(Dataset entries)
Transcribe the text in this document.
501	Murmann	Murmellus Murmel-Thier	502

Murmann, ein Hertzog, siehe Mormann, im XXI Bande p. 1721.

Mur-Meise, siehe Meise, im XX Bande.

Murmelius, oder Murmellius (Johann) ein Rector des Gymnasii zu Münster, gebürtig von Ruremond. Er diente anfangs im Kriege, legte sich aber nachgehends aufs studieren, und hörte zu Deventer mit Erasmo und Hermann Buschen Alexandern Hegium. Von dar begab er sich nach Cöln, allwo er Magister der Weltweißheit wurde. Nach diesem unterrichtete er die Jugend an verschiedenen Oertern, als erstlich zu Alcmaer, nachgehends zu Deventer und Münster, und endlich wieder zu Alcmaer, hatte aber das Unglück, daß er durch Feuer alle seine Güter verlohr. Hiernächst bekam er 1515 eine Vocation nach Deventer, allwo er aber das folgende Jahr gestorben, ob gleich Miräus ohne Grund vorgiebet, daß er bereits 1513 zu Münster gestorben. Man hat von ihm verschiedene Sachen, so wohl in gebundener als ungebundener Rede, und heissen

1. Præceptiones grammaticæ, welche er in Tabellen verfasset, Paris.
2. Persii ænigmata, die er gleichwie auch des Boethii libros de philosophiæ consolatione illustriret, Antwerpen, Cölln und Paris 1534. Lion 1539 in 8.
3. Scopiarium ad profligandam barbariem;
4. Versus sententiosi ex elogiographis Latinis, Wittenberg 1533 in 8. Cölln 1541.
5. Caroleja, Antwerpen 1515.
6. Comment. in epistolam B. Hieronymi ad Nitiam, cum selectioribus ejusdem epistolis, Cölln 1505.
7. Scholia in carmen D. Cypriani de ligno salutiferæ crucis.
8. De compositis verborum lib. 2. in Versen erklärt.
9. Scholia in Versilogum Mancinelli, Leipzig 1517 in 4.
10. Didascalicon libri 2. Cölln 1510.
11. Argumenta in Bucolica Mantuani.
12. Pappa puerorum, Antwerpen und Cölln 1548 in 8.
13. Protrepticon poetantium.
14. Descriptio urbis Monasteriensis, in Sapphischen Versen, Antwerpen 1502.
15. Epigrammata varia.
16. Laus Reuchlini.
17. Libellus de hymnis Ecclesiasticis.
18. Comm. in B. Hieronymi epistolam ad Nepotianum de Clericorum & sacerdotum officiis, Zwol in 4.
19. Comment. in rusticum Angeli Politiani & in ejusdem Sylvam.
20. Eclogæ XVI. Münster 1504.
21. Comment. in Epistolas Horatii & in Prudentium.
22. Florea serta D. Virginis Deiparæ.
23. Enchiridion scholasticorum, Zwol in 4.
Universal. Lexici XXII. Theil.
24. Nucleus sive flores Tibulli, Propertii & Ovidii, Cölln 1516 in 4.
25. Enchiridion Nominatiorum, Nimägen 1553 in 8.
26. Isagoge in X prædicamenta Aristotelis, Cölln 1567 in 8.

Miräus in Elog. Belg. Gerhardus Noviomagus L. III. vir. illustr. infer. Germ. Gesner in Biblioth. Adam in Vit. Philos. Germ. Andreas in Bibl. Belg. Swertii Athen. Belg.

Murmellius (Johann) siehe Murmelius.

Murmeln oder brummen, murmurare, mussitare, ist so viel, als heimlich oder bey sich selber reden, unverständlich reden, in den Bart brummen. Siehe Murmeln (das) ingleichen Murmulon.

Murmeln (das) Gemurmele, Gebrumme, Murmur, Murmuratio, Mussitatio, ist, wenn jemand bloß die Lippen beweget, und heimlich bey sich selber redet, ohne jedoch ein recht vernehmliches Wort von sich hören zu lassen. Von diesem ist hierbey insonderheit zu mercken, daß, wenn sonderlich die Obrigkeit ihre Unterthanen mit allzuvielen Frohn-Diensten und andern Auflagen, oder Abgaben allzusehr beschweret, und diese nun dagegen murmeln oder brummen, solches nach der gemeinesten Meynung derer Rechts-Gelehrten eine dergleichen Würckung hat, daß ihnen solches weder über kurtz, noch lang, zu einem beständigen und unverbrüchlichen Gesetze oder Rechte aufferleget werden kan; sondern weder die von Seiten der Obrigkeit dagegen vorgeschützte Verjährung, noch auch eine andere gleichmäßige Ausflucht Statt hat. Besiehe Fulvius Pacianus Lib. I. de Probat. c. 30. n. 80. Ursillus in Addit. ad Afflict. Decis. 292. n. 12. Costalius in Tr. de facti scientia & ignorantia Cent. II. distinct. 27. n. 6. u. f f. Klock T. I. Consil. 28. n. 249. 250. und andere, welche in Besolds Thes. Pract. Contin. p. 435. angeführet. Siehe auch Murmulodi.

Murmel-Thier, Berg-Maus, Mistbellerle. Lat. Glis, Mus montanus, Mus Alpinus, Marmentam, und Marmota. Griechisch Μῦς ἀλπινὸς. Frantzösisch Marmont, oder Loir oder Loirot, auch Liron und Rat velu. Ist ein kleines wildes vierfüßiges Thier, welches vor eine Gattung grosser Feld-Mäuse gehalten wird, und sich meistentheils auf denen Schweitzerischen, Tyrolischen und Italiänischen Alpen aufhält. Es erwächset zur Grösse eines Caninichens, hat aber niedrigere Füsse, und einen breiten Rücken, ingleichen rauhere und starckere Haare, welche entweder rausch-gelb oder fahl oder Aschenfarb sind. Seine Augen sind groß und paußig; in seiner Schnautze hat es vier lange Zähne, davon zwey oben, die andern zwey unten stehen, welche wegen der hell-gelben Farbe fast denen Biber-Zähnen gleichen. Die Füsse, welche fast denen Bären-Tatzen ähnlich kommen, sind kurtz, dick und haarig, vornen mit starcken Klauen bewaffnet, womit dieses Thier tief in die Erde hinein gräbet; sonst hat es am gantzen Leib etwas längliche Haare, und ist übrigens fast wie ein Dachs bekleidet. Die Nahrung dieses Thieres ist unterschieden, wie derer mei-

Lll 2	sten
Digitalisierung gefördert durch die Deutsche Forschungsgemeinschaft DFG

- [Problem]: Repeat every line of the records above exactly.

- [The output]:
Transcribe the text in this document.
501	Murmann	Murmellus Murmel-Thier	502

Murmann, ein Hertzog, siehe Mormann, im XXI Bande p. 1721.

Mur-Meise, siehe Meise, im XX Bande.

Murmelius, oder Murmellius (Johann) ein Rector des Gymnasii zu Münster, gebürtig von Ruremond. Er diente anfangs im Kriege, legte sich aber nachgehends aufs studieren, und hörte zu Deventer mit Erasmo und Hermann Buschen Alexandern Hegium. Von dar begab er sich nach Cöln, allwo er Magister der Weltweißheit wurde. Nach diesem unterrichtete er die Jugend an verschiedenen Oertern, als erstlich zu Alcmaer, nachgehends zu Deventer und Münster, und endlich wieder zu Alcmaer, hatte aber das Unglück, daß er durch Feuer alle seine Güter verlohr. Hiernächst bekam er 1515 eine Vocation nach Deventer, allwo er aber das folgende Jahr gestorben, ob gleich Miräus ohne Grund vorgiebet, daß er bereits 1513 zu Münster gestorben. Man hat von ihm verschiedene Sachen, so wohl in gebundener als ungebundener Rede, und heissen

1. Præceptiones grammaticæ, welche er in Tabellen verfasset, Paris.
2. Persii ænigmata, die er gleichwie auch des Boethii libros de philosophiæ consolatione illustriret, Antwerpen, Cölln und Paris 1534. Lion 1539 in 8.
3. Scopiarium ad profligandam barbariem;
4. Versus sententiosi ex elogiographis Latinis, Wittenberg 1533 in 8. Cölln 1541.
5. Caroleja, Antwerpen 1515.
6. Comment. in epistolam B. Hieronymi ad Nitiam, cum selectioribus ejusdem epistolis, Cölln 1505.
7. Scholia in carmen D. Cypriani de ligno salutiferæ crucis.
8. De compositis verborum lib. 2. in Versen erklärt.
9. Scholia in Versilogum Mancinelli, Leipzig 1517 in 4.
10. Didascalicon libri 2. Cölln 1510.
11. Argumenta in Bucolica Mantuani.
12. Pappa puerorum, Antwerpen und Cölln 1548 in 8.
13. Protrepticon poetantium.
14. Descriptio urbis Monasteriensis, in Sapphischen Versen, Antwerpen 1502.
15. Epigrammata varia.
16. Laus Reuchlini.
17. Libellus de hymnis Ecclesiasticis.
18. Comm. in B. Hieronymi epistolam ad Nepotianum de Clericorum & sacerdotum officiis, Zwol in 4.
19. Comment. in rusticum Angeli Politiani & in ejusdem Sylvam.
20. Eclogæ XVI. Münster 1504.
21. Comment. in Epistolas Horatii & in Prudentium.
22. Florea serta D. Virginis Deiparæ.
23. Enchiridion scholasticorum, Zwol in 4.
Universal. Lexici XXII. Theil.
24. Nucleus sive flores Tibulli, Propertii & Ovidii, Cölln 1516 in 4.
25. Enchiridion Nominatiorum, Nimägen 1553 in 8.
26. Isagoge in X prædicamenta Aristotelis, Cölln 1567 in 8.

Miräus in Elog. Belg. Gerhardus Noviomagus L. III. vir. illustr. infer. Germ. Gesner in Biblioth. Adam in Vit. Philos. Germ. Andreas in Bibl. Belg. Swertii Athen. Belg.

Murmellius (Johann) siehe Murmelius.

Murmeln oder brummen, murmurare, mussitare, ist so viel, als heimlich oder bey sich selber reden, unverständlich reden, in den Bart brummen. Siehe Murmeln (das) ingleichen Murmulon.

Murmeln (das) Gemurmele, Gebrumme, Murmur, Murmuratio, Mussitatio, ist, wenn jemand bloß die Lippen beweget, und heimlich bey sich selber redet, ohne jedoch ein recht vernehmliches Wort von sich hören zu lassen. Von diesem ist hierbey insonderheit zu mercken, daß, wenn sonderlich die Obrigkeit ihre Unterthanen mit allzuvielen Frohn-Diensten und andern Auflagen, oder Abgaben allzusehr beschweret, und diese nun dagegen murmeln oder brummen, solches nach der gemeinesten Meynung derer Rechts-Gelehrten eine dergleichen Würckung hat, daß ihnen solches weder über kurtz, noch lang, zu einem beständigen und unverbrüchlichen Gesetze oder Rechte aufferleget werden kan; sondern weder die von Seiten der Obrigkeit dagegen vorgeschützte Verjährung, noch auch eine andere gleichmäßige Ausflucht Statt hat. Besiehe Fulvius Pacianus Lib. I. de Probat. c. 30. n. 80. Ursillus in Addit. ad Afflict. Decis. 292. n. 12. Costalius in Tr. de facti scientia & ignorantia Cent. II. distinct. 27. n. 6. u. f f. Klock T. I. Consil. 28. n. 249. 250. und andere, welche in Besolds Thes. Pract. Contin. p. 435. angeführet. Siehe auch Murmulodi.

Murmel-Thier, Berg-Maus, Mistbellerle. Lat. Glis, Mus montanus, Mus Alpinus, Marmentam, und Marmota. Griechisch Μῦς ἀλπινὸς. Frantzösisch Marmont, oder Loir oder Loirot, auch Liron und Rat velu. Ist ein kleines wildes vierfüßiges Thier, welches vor eine Gattung grosser Feld-Mäuse gehalten wird, und sich meistentheils auf denen Schweitzerischen, Tyrolischen und Italiänischen Alpen aufhält. Es erwächset zur Grösse eines Caninichens, hat aber niedrigere Füsse, und einen breiten Rücken, ingleichen rauhere und starckere Haare, welche entweder rausch-gelb oder fahl oder Aschenfarb sind. Seine Augen sind groß und paußig; in seiner Schnautze hat es vier lange Zähne, davon zwey oben, die andern zwey unten stehen, welche wegen der hell-gelben Farbe fast denen Biber-Zähnen gleichen. Die Füsse, welche fast denen Bären-Tatzen ähnlich kommen, sind kurtz, dick und haarig, vornen mit starcken Klauen bewaffnet, womit dieses Thier tief in die Erde hinein gräbet; sonst hat es am gantzen Leib etwas längliche Haare, und ist übrigens fast wie ein Dachs bekleidet. Die Nahrung dieses Thieres ist unterschieden, wie derer mei-

Lll 2	sten
Digitalisierung gefördert durch die Deutsche Forschungsgemeinschaft DFG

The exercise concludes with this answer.